PROVIDED RECORDS:

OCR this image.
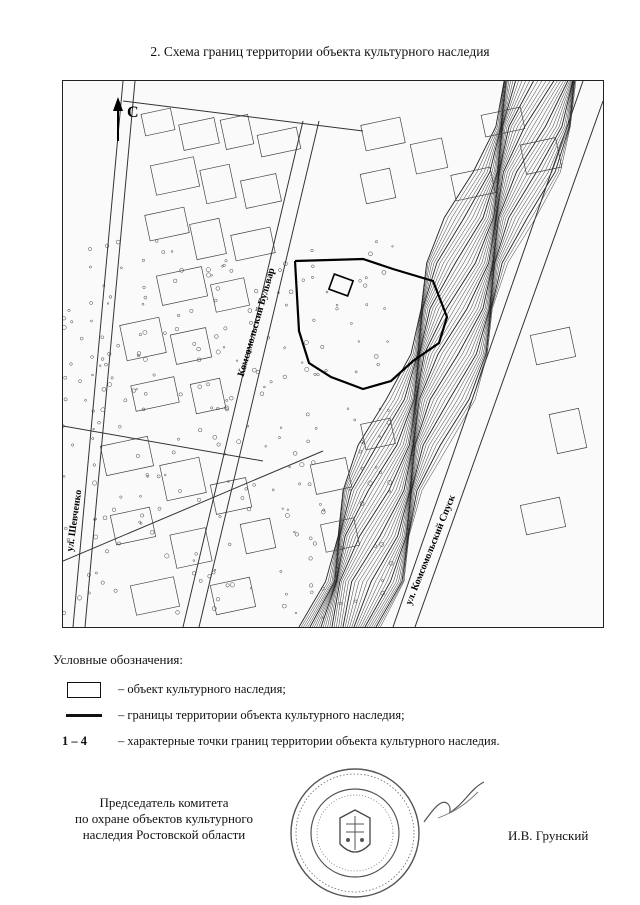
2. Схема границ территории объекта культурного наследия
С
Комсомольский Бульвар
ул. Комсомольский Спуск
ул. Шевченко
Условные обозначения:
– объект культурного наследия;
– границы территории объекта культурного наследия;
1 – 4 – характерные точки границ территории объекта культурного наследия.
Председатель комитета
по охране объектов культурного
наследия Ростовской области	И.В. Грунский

* * *

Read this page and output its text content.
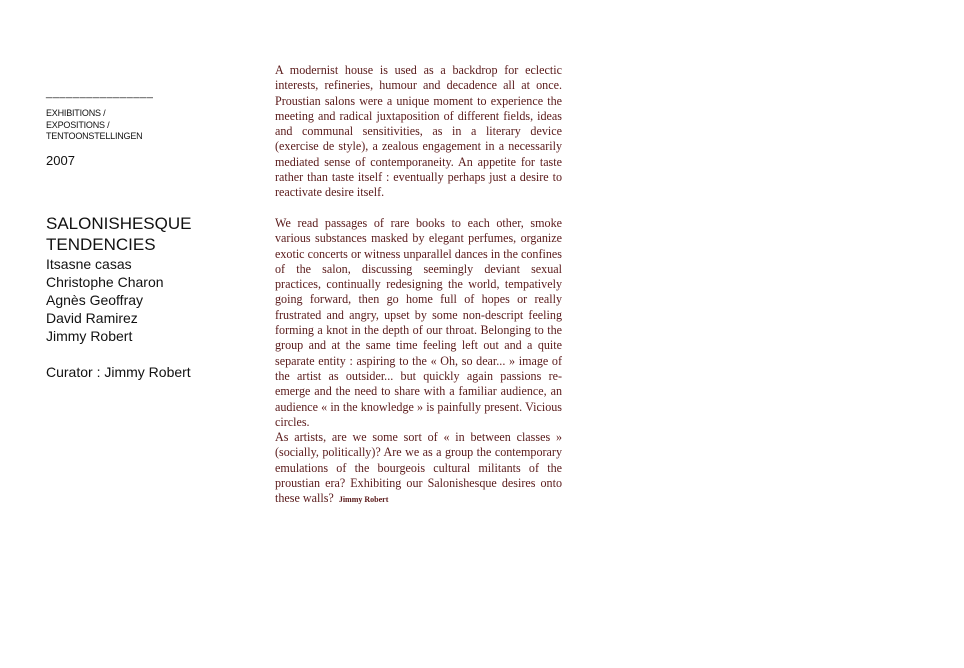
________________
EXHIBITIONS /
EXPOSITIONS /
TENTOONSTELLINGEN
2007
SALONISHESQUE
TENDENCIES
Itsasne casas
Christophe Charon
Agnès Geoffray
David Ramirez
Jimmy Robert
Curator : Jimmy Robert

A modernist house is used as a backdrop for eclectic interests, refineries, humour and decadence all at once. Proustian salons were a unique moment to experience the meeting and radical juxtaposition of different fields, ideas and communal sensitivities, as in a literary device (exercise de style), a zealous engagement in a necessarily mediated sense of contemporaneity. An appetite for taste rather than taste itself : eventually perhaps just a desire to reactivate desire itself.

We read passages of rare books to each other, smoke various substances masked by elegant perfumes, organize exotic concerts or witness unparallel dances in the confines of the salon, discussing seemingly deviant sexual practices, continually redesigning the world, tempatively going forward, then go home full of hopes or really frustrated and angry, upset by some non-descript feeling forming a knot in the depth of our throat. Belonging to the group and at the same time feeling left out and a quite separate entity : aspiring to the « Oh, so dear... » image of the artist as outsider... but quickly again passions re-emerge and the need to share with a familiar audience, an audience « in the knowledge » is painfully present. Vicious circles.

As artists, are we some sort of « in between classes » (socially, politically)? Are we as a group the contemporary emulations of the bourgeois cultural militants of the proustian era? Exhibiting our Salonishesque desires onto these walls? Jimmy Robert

...

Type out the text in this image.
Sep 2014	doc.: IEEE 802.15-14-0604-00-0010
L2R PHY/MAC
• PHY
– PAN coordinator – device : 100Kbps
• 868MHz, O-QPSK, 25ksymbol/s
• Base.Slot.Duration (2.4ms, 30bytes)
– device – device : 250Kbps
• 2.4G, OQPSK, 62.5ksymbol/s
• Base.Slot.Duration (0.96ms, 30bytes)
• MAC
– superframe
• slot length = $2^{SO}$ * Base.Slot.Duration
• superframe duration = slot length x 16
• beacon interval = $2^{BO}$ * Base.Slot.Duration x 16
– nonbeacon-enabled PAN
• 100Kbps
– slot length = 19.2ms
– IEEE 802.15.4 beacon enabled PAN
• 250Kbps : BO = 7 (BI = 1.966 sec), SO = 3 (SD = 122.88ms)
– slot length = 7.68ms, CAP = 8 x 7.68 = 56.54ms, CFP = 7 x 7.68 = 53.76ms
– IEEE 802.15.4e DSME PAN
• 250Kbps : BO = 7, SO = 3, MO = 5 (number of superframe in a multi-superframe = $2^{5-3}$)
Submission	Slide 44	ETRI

WHAT TO DO:
Copy out every line from the records that has the word "Jimmy".

WORKED ANSWER:
Jimmy Robert
Curator : Jimmy Robert
As artists, are we some sort of « in between classes » (socially, politically)? Are we as a group the contemporary emulations of the bourgeois cultural militants of the proustian era? Exhibiting our Salonishesque desires onto these walls? Jimmy Robert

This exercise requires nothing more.